### Task details
Return only the number of lines holding the word "color".

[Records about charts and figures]
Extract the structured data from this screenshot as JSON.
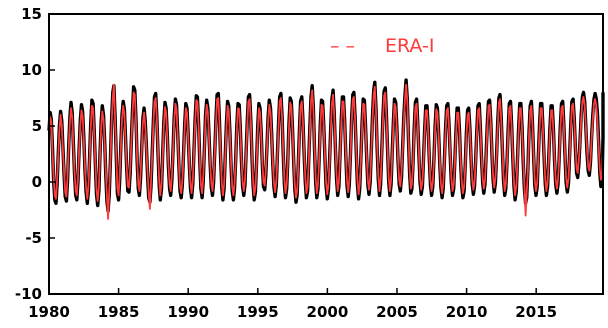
{
  "chart_data": {
    "type": "line",
    "xlim": [
      1980,
      2019.8
    ],
    "ylim": [
      -10,
      15
    ],
    "x_ticks": [
      "1980",
      "1985",
      "1990",
      "1995",
      "2000",
      "2005",
      "2010",
      "2015"
    ],
    "y_ticks": [
      "15",
      "10",
      "5",
      "0",
      "-5",
      "-10"
    ],
    "grid": false,
    "legend_position": "top-center",
    "series": [
      {
        "color": "#000000",
        "style": "solid",
        "approximate_monthly": true,
        "x_start": 1980.0,
        "x_step": 0.0833,
        "values": [
          4.6,
          6.2,
          5.6,
          3.0,
          0.2,
          -1.6,
          -1.9,
          -0.2,
          2.6,
          5.0,
          6.3,
          5.4,
          3.1,
          0.6,
          -1.3,
          -1.7,
          0.2,
          3.2,
          5.8,
          7.1,
          6.2,
          3.6,
          0.8,
          -1.2,
          -1.6,
          0.1,
          2.9,
          5.5,
          6.9,
          6.3,
          4.0,
          1.2,
          -0.9,
          -1.9,
          -0.8,
          2.2,
          5.2,
          7.3,
          7.0,
          4.6,
          1.5,
          -1.1,
          -2.1,
          -0.8,
          2.5,
          5.4,
          6.8,
          6.0,
          3.6,
          0.6,
          -1.8,
          -2.6,
          -1.0,
          2.2,
          5.6,
          8.0,
          8.6,
          5.8,
          2.2,
          -1.0,
          -1.6,
          0.2,
          3.4,
          6.0,
          7.2,
          6.5,
          4.0,
          1.2,
          -0.8,
          -0.9,
          0.8,
          3.6,
          6.4,
          8.5,
          8.2,
          5.6,
          2.0,
          -0.6,
          -1.2,
          0.4,
          3.2,
          5.7,
          6.6,
          5.5,
          3.2,
          0.5,
          -1.4,
          -1.8,
          -0.4,
          2.6,
          5.5,
          7.6,
          7.9,
          5.9,
          2.6,
          -0.3,
          -1.6,
          -0.6,
          2.3,
          5.3,
          7.1,
          6.6,
          4.2,
          1.4,
          -0.6,
          -1.2,
          0.2,
          3.0,
          5.8,
          7.4,
          6.9,
          4.4,
          1.4,
          -0.8,
          -1.4,
          -0.3,
          2.4,
          5.2,
          7.0,
          6.6,
          4.4,
          1.6,
          -0.6,
          -1.4,
          -0.2,
          2.6,
          5.6,
          7.7,
          7.6,
          5.2,
          2.0,
          -0.6,
          -1.4,
          0.0,
          3.0,
          5.9,
          7.3,
          6.6,
          4.2,
          1.5,
          -0.5,
          -1.2,
          0.0,
          2.8,
          5.7,
          7.8,
          7.9,
          5.6,
          2.2,
          -0.5,
          -1.6,
          -0.6,
          2.2,
          5.2,
          7.2,
          6.8,
          4.5,
          1.6,
          -0.8,
          -1.6,
          -0.6,
          2.0,
          5.0,
          7.0,
          6.9,
          4.8,
          1.8,
          -0.4,
          -1.2,
          -0.2,
          2.6,
          5.5,
          7.6,
          7.8,
          5.6,
          2.4,
          -0.3,
          -1.6,
          -0.9,
          1.8,
          4.9,
          7.0,
          6.6,
          4.4,
          1.6,
          -0.4,
          -0.7,
          0.6,
          3.2,
          5.8,
          7.3,
          6.6,
          4.4,
          1.6,
          -0.4,
          -1.3,
          -0.3,
          2.4,
          5.4,
          7.6,
          7.9,
          5.8,
          2.6,
          -0.2,
          -1.4,
          -0.6,
          2.2,
          5.3,
          7.5,
          7.2,
          4.8,
          1.8,
          -0.6,
          -1.8,
          -1.2,
          1.6,
          4.8,
          7.2,
          7.6,
          5.6,
          2.6,
          0.0,
          -1.4,
          -0.8,
          1.9,
          5.0,
          7.6,
          8.6,
          6.6,
          3.0,
          -0.1,
          -1.4,
          -0.6,
          2.2,
          5.2,
          7.3,
          7.2,
          5.0,
          2.0,
          -0.4,
          -1.5,
          -0.7,
          2.0,
          5.0,
          7.4,
          8.2,
          6.2,
          3.0,
          0.2,
          -1.2,
          -0.4,
          2.4,
          5.4,
          7.6,
          7.6,
          5.4,
          2.4,
          -0.3,
          -1.3,
          -0.2,
          2.6,
          5.6,
          7.8,
          8.0,
          5.8,
          2.6,
          -0.2,
          -1.5,
          -0.6,
          2.2,
          5.3,
          7.4,
          7.3,
          5.1,
          2.1,
          -0.3,
          -1.1,
          0.0,
          2.8,
          5.9,
          8.2,
          8.9,
          6.6,
          3.1,
          0.2,
          -1.2,
          -0.2,
          2.8,
          5.8,
          8.1,
          8.4,
          6.0,
          2.8,
          0.0,
          -1.2,
          -0.2,
          2.6,
          5.4,
          7.4,
          7.1,
          4.8,
          1.9,
          -0.2,
          -0.8,
          0.4,
          3.0,
          5.8,
          7.8,
          9.1,
          7.4,
          4.0,
          0.8,
          -1.0,
          -0.6,
          1.8,
          4.8,
          7.1,
          7.4,
          5.4,
          2.4,
          0.0,
          -1.1,
          -0.4,
          2.0,
          4.8,
          6.8,
          6.8,
          4.8,
          2.0,
          -0.3,
          -1.2,
          -0.4,
          2.2,
          5.0,
          6.9,
          6.6,
          4.4,
          1.6,
          -0.5,
          -1.4,
          -0.6,
          1.9,
          4.7,
          6.8,
          7.0,
          5.2,
          2.4,
          0.0,
          -1.2,
          -0.6,
          1.8,
          4.6,
          6.6,
          6.6,
          4.6,
          1.8,
          -0.4,
          -1.4,
          -0.8,
          1.6,
          4.4,
          6.4,
          6.6,
          4.8,
          2.0,
          -0.2,
          -1.1,
          -0.4,
          2.0,
          4.8,
          6.8,
          7.0,
          5.0,
          2.2,
          -0.1,
          -1.0,
          -0.2,
          2.4,
          5.2,
          7.2,
          7.3,
          5.4,
          2.6,
          0.2,
          -0.9,
          -0.1,
          2.4,
          5.3,
          7.5,
          7.8,
          5.8,
          2.8,
          0.2,
          -1.2,
          -0.6,
          1.8,
          4.8,
          7.0,
          7.2,
          5.2,
          2.2,
          -0.4,
          -1.6,
          -0.8,
          1.8,
          4.8,
          7.0,
          7.0,
          4.8,
          1.8,
          -0.6,
          -1.9,
          -1.4,
          1.2,
          4.4,
          6.8,
          7.2,
          5.2,
          2.2,
          -0.3,
          -1.2,
          -0.4,
          2.2,
          5.0,
          7.0,
          7.0,
          5.0,
          2.2,
          -0.2,
          -1.2,
          -0.4,
          2.0,
          4.8,
          6.8,
          6.8,
          4.8,
          2.0,
          -0.2,
          -1.0,
          -0.2,
          2.2,
          5.0,
          7.0,
          7.2,
          5.2,
          2.4,
          0.0,
          -0.9,
          -0.1,
          2.4,
          5.2,
          7.2,
          7.4,
          5.6,
          3.0,
          0.8,
          0.4,
          1.6,
          3.8,
          6.0,
          7.6,
          8.0,
          7.2,
          5.0,
          2.6,
          1.0,
          0.6,
          1.8,
          4.0,
          6.0,
          7.4,
          7.9,
          7.4,
          6.2,
          3.6,
          0.8,
          -0.4,
          0.2,
          4.0,
          7.6,
          8.0
        ]
      },
      {
        "name": "ERA-I",
        "color": "#ff3b3b",
        "style": "dashed",
        "approximate_monthly": true,
        "x_start": 1980.0,
        "x_step": 0.0833,
        "values": [
          4.2,
          5.8,
          5.4,
          2.6,
          0.6,
          -1.2,
          -1.5,
          0.2,
          2.4,
          4.6,
          6.0,
          5.0,
          2.8,
          0.9,
          -0.9,
          -1.3,
          0.6,
          3.0,
          5.4,
          6.6,
          5.8,
          3.4,
          1.0,
          -0.8,
          -1.2,
          0.4,
          2.7,
          5.1,
          6.4,
          5.9,
          3.8,
          1.4,
          -0.5,
          -1.5,
          -0.4,
          2.0,
          4.8,
          6.8,
          6.6,
          4.4,
          1.7,
          -0.7,
          -1.7,
          -0.4,
          2.3,
          5.0,
          6.3,
          5.6,
          3.4,
          0.9,
          -1.4,
          -3.3,
          -0.6,
          2.0,
          5.2,
          7.6,
          8.7,
          5.6,
          2.4,
          -0.6,
          -1.2,
          0.6,
          3.2,
          5.6,
          6.8,
          6.1,
          3.8,
          1.4,
          -0.4,
          -0.5,
          1.2,
          3.4,
          6.0,
          8.0,
          7.8,
          5.4,
          2.2,
          -0.2,
          -0.8,
          0.8,
          3.0,
          5.3,
          6.2,
          5.1,
          3.0,
          0.8,
          -1.0,
          -2.4,
          0.0,
          2.4,
          5.1,
          7.2,
          7.5,
          5.7,
          2.8,
          0.1,
          -1.2,
          -0.2,
          2.1,
          4.9,
          6.7,
          6.2,
          4.0,
          1.6,
          -0.2,
          -0.8,
          0.6,
          2.8,
          5.4,
          7.0,
          6.5,
          4.2,
          1.6,
          -0.4,
          -1.0,
          0.1,
          2.2,
          4.8,
          6.6,
          6.2,
          4.2,
          1.8,
          -0.2,
          -1.0,
          0.2,
          2.4,
          5.2,
          7.3,
          7.2,
          5.0,
          2.2,
          -0.2,
          -1.0,
          0.4,
          2.8,
          5.5,
          6.9,
          6.2,
          4.0,
          1.7,
          -0.1,
          -0.8,
          0.4,
          2.6,
          5.3,
          7.4,
          7.5,
          5.4,
          2.4,
          -0.1,
          -1.2,
          -0.2,
          2.0,
          4.8,
          6.8,
          6.4,
          4.3,
          1.8,
          -0.4,
          -1.2,
          -0.2,
          1.8,
          4.6,
          6.6,
          6.5,
          4.6,
          2.0,
          0.0,
          -0.8,
          0.2,
          2.4,
          5.1,
          7.2,
          7.4,
          5.4,
          2.6,
          0.1,
          -1.2,
          -0.5,
          1.6,
          4.5,
          6.6,
          6.2,
          4.2,
          1.8,
          0.0,
          -0.3,
          1.0,
          3.0,
          5.4,
          6.9,
          6.2,
          4.2,
          1.8,
          0.0,
          -0.9,
          0.1,
          2.2,
          5.0,
          7.2,
          7.5,
          5.6,
          2.8,
          0.2,
          -1.0,
          -0.2,
          2.0,
          4.9,
          7.1,
          6.8,
          4.6,
          2.0,
          -0.2,
          -1.4,
          -0.8,
          1.4,
          4.4,
          6.8,
          7.2,
          5.4,
          2.8,
          0.4,
          -1.0,
          -0.4,
          1.7,
          4.6,
          7.2,
          8.2,
          6.4,
          3.2,
          0.3,
          -1.0,
          -0.2,
          2.0,
          4.8,
          6.9,
          6.8,
          4.8,
          2.2,
          0.0,
          -1.1,
          -0.3,
          1.8,
          4.6,
          7.0,
          7.8,
          6.0,
          3.2,
          0.6,
          -0.8,
          0.0,
          2.2,
          5.0,
          7.2,
          7.2,
          5.2,
          2.6,
          0.1,
          -0.9,
          0.2,
          2.4,
          5.2,
          7.4,
          7.6,
          5.6,
          2.8,
          0.2,
          -1.1,
          -0.2,
          2.0,
          4.9,
          7.0,
          6.9,
          4.9,
          2.3,
          0.1,
          -0.7,
          0.4,
          2.6,
          5.5,
          7.8,
          8.5,
          6.4,
          3.3,
          0.6,
          -0.8,
          0.2,
          2.6,
          5.4,
          7.7,
          8.0,
          5.8,
          3.0,
          0.4,
          -0.8,
          0.2,
          2.4,
          5.0,
          7.0,
          6.7,
          4.6,
          2.1,
          0.2,
          -0.4,
          0.8,
          2.8,
          5.4,
          7.4,
          8.7,
          7.2,
          4.2,
          1.2,
          -0.6,
          -0.2,
          1.6,
          4.4,
          6.7,
          7.0,
          5.2,
          2.6,
          0.4,
          -0.7,
          0.0,
          1.8,
          4.4,
          6.4,
          6.4,
          4.6,
          2.2,
          0.1,
          -0.8,
          0.0,
          2.0,
          4.6,
          6.5,
          6.2,
          4.2,
          1.8,
          -0.1,
          -1.0,
          -0.2,
          1.7,
          4.3,
          6.4,
          6.6,
          5.0,
          2.6,
          0.4,
          -0.8,
          -0.2,
          1.6,
          4.2,
          6.2,
          6.2,
          4.4,
          2.0,
          0.0,
          -1.0,
          -0.4,
          1.4,
          4.0,
          6.0,
          6.2,
          4.6,
          2.2,
          0.2,
          -0.7,
          0.0,
          1.8,
          4.4,
          6.4,
          6.6,
          4.8,
          2.4,
          0.3,
          -0.6,
          0.2,
          2.2,
          4.8,
          6.8,
          6.9,
          5.2,
          2.8,
          0.6,
          -0.5,
          0.3,
          2.2,
          4.9,
          7.1,
          7.4,
          5.6,
          3.0,
          0.6,
          -0.8,
          -0.2,
          1.6,
          4.4,
          6.6,
          6.8,
          5.0,
          2.4,
          0.0,
          -1.2,
          -0.4,
          1.6,
          4.4,
          6.6,
          6.6,
          4.6,
          2.0,
          -0.2,
          -3.0,
          -1.0,
          1.0,
          4.0,
          6.4,
          6.8,
          5.0,
          2.4,
          0.1,
          -0.8,
          0.0,
          2.0,
          4.6,
          6.6,
          6.6,
          4.8,
          2.4,
          0.2,
          -0.8,
          0.0,
          1.8,
          4.4,
          6.4,
          6.4,
          4.6,
          2.2,
          0.2,
          -0.6,
          0.2,
          2.0,
          4.6,
          6.6,
          6.8,
          5.0,
          2.6,
          0.4,
          -0.5,
          0.3,
          2.2,
          4.8,
          6.8,
          7.0,
          5.4,
          3.2,
          1.2,
          0.8,
          2.0,
          3.6,
          5.6,
          7.2,
          7.6,
          6.8,
          5.0,
          3.0,
          1.4,
          1.0,
          2.0,
          3.8,
          5.6,
          7.0,
          7.4,
          6.8,
          5.4,
          3.2,
          1.2,
          0.2,
          0.8,
          3.6,
          6.4,
          6.0
        ]
      }
    ]
  },
  "legend": {
    "label": "ERA-I",
    "marker": "– –"
  }
}
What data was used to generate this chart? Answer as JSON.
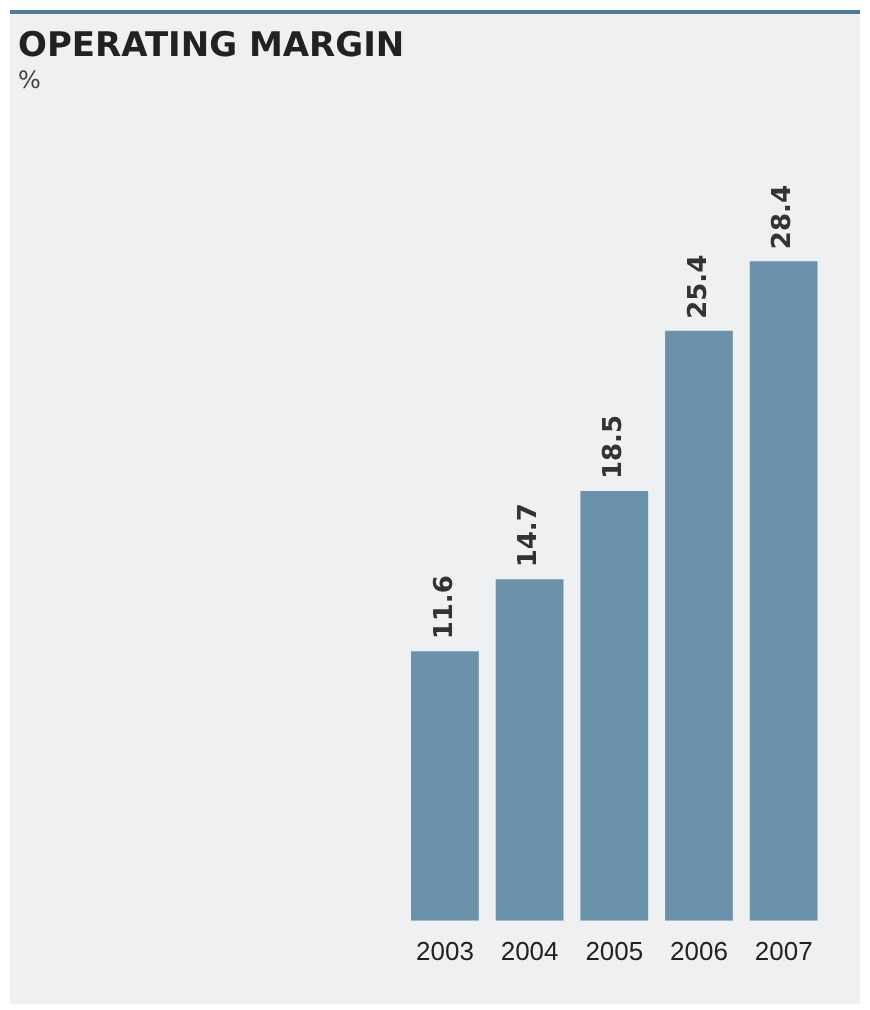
{
  "chart_data": {
    "type": "bar",
    "title": "OPERATING MARGIN",
    "subtitle": "%",
    "categories": [
      "2003",
      "2004",
      "2005",
      "2006",
      "2007"
    ],
    "values": [
      11.6,
      14.7,
      18.5,
      25.4,
      28.4
    ],
    "color": "#6b91ab",
    "data_labels": true,
    "grid": false,
    "legend": false
  }
}
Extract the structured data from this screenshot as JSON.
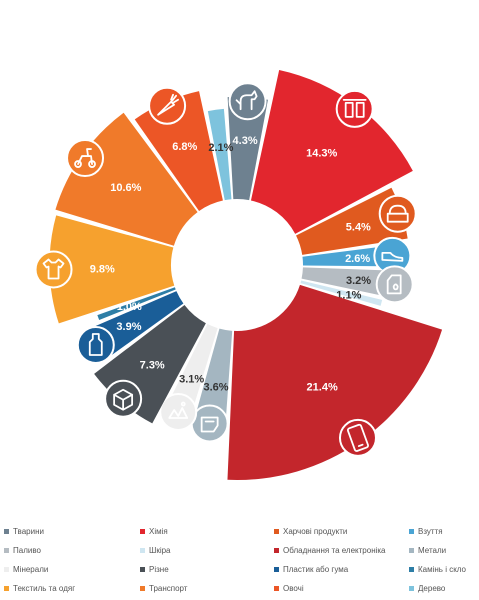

### Written reply
3